- [STATED PROBLEM] Repeat all of the material exactly as given.

- [DATASET ROWS]
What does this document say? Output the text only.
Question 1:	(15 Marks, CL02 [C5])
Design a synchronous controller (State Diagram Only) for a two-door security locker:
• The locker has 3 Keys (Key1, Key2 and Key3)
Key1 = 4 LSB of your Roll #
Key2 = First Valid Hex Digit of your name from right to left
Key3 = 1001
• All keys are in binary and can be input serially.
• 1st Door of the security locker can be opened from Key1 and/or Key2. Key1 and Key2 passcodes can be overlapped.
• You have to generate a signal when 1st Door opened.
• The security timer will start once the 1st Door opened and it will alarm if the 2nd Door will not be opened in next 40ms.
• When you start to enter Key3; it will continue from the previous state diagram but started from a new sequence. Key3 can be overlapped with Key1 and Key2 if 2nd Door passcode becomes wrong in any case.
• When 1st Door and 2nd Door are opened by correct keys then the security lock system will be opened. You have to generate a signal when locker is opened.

- [TASK SOLUTION]
What does this document say? Output the text only.
Question 1:	(15 Marks, CL02 [C5])
Design a synchronous controller (State Diagram Only) for a two-door security locker:
• The locker has 3 Keys (Key1, Key2 and Key3)
Key1 = 4 LSB of your Roll #
Key2 = First Valid Hex Digit of your name from right to left
Key3 = 1001
• All keys are in binary and can be input serially.
• 1st Door of the security locker can be opened from Key1 and/or Key2. Key1 and Key2 passcodes can be overlapped.
• You have to generate a signal when 1st Door opened.
• The security timer will start once the 1st Door opened and it will alarm if the 2nd Door will not be opened in next 40ms.
• When you start to enter Key3; it will continue from the previous state diagram but started from a new sequence. Key3 can be overlapped with Key1 and Key2 if 2nd Door passcode becomes wrong in any case.
• When 1st Door and 2nd Door are opened by correct keys then the security lock system will be opened. You have to generate a signal when locker is opened.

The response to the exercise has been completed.